# EXERCISE PROMPT
All of the records below need to be copied exactly.

[Begin DATA TO PROCESS]

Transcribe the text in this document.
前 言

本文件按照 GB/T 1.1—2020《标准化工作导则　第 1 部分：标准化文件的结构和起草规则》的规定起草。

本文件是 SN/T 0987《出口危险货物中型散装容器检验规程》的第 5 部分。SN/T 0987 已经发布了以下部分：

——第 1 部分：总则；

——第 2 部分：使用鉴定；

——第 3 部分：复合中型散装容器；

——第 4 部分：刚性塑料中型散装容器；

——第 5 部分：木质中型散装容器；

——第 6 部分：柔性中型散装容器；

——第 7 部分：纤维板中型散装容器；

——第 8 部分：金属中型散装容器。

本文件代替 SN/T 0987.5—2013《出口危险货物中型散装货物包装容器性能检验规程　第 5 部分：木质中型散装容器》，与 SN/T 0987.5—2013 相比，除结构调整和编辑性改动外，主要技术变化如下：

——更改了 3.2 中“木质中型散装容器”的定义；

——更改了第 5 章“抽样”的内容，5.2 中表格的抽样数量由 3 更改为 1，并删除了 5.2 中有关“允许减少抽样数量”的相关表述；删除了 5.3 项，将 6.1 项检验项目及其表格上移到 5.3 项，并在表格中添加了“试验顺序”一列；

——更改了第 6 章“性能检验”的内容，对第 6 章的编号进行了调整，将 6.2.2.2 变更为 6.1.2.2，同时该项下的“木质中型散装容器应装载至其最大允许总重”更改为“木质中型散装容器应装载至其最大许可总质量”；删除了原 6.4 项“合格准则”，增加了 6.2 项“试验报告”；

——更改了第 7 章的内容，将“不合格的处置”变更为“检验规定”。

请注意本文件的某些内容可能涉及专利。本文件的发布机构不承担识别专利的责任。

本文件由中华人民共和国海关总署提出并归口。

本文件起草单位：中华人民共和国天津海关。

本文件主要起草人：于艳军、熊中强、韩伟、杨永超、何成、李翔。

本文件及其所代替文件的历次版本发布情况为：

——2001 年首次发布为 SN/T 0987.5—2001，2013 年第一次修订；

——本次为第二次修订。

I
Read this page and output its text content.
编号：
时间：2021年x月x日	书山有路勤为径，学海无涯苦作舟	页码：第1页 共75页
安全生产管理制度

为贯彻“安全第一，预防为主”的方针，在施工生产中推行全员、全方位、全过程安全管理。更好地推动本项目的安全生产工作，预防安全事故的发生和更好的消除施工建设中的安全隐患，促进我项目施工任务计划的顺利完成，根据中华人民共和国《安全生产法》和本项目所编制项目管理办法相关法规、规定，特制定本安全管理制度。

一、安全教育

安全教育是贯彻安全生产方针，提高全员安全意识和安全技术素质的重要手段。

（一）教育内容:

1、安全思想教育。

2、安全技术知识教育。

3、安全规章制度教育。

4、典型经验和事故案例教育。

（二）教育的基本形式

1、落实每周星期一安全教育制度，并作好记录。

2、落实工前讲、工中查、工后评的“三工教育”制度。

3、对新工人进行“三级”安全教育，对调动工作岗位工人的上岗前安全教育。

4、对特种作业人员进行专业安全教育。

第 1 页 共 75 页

[End DATA TO PROCESS]

# SOLUTION FOR THIS PROBLEM
Transcribe the text in this document.
前 言

本文件按照 GB/T 1.1—2020《标准化工作导则　第 1 部分：标准化文件的结构和起草规则》的规定起草。

本文件是 SN/T 0987《出口危险货物中型散装容器检验规程》的第 5 部分。SN/T 0987 已经发布了以下部分：

——第 1 部分：总则；

——第 2 部分：使用鉴定；

——第 3 部分：复合中型散装容器；

——第 4 部分：刚性塑料中型散装容器；

——第 5 部分：木质中型散装容器；

——第 6 部分：柔性中型散装容器；

——第 7 部分：纤维板中型散装容器；

——第 8 部分：金属中型散装容器。

本文件代替 SN/T 0987.5—2013《出口危险货物中型散装货物包装容器性能检验规程　第 5 部分：木质中型散装容器》，与 SN/T 0987.5—2013 相比，除结构调整和编辑性改动外，主要技术变化如下：

——更改了 3.2 中“木质中型散装容器”的定义；

——更改了第 5 章“抽样”的内容，5.2 中表格的抽样数量由 3 更改为 1，并删除了 5.2 中有关“允许减少抽样数量”的相关表述；删除了 5.3 项，将 6.1 项检验项目及其表格上移到 5.3 项，并在表格中添加了“试验顺序”一列；

——更改了第 6 章“性能检验”的内容，对第 6 章的编号进行了调整，将 6.2.2.2 变更为 6.1.2.2，同时该项下的“木质中型散装容器应装载至其最大允许总重”更改为“木质中型散装容器应装载至其最大许可总质量”；删除了原 6.4 项“合格准则”，增加了 6.2 项“试验报告”；

——更改了第 7 章的内容，将“不合格的处置”变更为“检验规定”。

请注意本文件的某些内容可能涉及专利。本文件的发布机构不承担识别专利的责任。

本文件由中华人民共和国海关总署提出并归口。

本文件起草单位：中华人民共和国天津海关。

本文件主要起草人：于艳军、熊中强、韩伟、杨永超、何成、李翔。

本文件及其所代替文件的历次版本发布情况为：

——2001 年首次发布为 SN/T 0987.5—2001，2013 年第一次修订；

——本次为第二次修订。

I
Read this page and output its text content.
编号：
时间：2021年x月x日	书山有路勤为径，学海无涯苦作舟	页码：第1页 共75页
安全生产管理制度

为贯彻“安全第一，预防为主”的方针，在施工生产中推行全员、全方位、全过程安全管理。更好地推动本项目的安全生产工作，预防安全事故的发生和更好的消除施工建设中的安全隐患，促进我项目施工任务计划的顺利完成，根据中华人民共和国《安全生产法》和本项目所编制项目管理办法相关法规、规定，特制定本安全管理制度。

一、安全教育

安全教育是贯彻安全生产方针，提高全员安全意识和安全技术素质的重要手段。

（一）教育内容:

1、安全思想教育。

2、安全技术知识教育。

3、安全规章制度教育。

4、典型经验和事故案例教育。

（二）教育的基本形式

1、落实每周星期一安全教育制度，并作好记录。

2、落实工前讲、工中查、工后评的“三工教育”制度。

3、对新工人进行“三级”安全教育，对调动工作岗位工人的上岗前安全教育。

4、对特种作业人员进行专业安全教育。

第 1 页 共 75 页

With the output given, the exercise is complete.